[Lines of data]
# # # #
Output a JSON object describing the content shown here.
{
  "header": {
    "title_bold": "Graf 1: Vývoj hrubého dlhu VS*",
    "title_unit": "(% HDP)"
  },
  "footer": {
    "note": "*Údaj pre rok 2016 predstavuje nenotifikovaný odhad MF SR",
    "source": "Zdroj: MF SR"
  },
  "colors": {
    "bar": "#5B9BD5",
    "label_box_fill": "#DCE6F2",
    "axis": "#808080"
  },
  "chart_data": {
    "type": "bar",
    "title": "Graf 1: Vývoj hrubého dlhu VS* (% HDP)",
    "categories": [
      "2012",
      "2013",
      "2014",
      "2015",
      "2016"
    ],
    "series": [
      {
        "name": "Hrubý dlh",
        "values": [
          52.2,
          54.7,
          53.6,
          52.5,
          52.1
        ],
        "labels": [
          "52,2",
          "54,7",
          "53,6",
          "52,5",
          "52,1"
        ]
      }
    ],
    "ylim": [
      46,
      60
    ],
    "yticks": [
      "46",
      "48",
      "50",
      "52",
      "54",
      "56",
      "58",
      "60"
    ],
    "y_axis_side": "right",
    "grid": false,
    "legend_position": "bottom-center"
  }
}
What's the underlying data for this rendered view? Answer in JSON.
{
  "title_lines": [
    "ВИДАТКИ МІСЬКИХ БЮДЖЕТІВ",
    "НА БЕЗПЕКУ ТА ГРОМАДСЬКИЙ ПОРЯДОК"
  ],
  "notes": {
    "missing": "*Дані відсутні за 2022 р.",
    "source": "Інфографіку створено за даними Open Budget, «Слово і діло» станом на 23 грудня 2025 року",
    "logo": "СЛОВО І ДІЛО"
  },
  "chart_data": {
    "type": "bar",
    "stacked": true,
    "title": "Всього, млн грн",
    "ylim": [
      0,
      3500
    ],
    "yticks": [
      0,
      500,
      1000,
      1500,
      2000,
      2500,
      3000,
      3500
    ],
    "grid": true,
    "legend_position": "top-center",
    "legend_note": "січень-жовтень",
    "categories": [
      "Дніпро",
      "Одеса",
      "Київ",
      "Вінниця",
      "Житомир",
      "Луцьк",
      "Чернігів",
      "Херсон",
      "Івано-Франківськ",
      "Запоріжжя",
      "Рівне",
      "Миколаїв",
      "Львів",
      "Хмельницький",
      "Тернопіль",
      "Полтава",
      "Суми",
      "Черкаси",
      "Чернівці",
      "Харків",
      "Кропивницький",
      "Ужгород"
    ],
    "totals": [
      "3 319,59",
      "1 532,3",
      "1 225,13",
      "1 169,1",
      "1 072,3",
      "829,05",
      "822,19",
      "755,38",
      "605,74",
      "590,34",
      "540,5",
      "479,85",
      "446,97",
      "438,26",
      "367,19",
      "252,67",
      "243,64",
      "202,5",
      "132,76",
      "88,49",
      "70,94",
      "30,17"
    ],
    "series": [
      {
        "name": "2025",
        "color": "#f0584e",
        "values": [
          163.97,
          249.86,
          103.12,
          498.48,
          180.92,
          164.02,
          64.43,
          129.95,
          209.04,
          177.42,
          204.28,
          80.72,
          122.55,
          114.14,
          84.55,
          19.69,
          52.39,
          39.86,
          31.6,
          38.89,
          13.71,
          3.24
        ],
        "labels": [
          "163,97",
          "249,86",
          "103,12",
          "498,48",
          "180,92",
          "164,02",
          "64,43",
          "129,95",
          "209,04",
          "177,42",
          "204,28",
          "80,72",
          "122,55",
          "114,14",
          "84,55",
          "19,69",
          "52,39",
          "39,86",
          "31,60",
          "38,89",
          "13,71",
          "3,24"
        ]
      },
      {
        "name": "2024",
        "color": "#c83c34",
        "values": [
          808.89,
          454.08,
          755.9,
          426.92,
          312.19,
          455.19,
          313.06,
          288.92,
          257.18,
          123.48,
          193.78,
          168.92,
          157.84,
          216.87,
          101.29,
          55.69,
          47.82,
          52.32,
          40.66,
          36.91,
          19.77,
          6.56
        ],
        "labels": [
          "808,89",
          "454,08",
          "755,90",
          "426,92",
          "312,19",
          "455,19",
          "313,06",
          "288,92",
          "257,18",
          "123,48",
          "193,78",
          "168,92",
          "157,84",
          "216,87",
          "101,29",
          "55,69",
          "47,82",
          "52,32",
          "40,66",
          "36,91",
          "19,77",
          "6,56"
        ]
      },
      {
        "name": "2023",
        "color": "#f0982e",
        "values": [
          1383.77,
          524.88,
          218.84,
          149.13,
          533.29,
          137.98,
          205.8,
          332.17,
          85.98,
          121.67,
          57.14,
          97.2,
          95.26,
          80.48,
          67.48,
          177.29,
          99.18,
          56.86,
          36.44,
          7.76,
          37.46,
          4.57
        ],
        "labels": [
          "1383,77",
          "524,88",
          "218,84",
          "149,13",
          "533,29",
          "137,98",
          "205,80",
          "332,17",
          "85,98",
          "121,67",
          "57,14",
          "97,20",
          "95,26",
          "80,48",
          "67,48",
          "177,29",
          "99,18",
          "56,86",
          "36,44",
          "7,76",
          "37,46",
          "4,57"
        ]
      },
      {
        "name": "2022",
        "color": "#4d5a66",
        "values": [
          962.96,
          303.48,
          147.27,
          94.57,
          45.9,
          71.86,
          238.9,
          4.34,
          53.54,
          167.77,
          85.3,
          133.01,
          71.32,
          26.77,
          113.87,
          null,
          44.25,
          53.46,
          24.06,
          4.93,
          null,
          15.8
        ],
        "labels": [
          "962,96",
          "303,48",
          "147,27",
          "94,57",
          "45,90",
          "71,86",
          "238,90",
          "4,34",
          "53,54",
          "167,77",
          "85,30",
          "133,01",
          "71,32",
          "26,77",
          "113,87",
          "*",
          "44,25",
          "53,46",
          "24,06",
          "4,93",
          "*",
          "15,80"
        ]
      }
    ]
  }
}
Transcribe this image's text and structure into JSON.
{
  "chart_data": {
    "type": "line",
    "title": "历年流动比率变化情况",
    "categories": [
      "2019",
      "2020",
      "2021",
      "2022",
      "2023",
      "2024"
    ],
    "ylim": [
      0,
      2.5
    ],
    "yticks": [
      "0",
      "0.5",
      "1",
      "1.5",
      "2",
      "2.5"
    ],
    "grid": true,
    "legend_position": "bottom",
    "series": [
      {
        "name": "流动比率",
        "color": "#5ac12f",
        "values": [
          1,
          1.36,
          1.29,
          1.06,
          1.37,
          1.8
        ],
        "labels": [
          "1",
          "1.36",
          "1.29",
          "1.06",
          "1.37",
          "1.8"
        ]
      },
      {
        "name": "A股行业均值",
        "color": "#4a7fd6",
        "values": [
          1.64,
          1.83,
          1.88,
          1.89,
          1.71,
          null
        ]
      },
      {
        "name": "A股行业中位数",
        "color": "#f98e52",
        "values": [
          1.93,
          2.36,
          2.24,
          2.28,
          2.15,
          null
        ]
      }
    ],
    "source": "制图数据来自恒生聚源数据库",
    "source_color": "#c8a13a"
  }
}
# # # #
> _Given exercise_
Looking at the records above, count the lines where the word "this" appears. State only the number.

> _Answer to the task_
2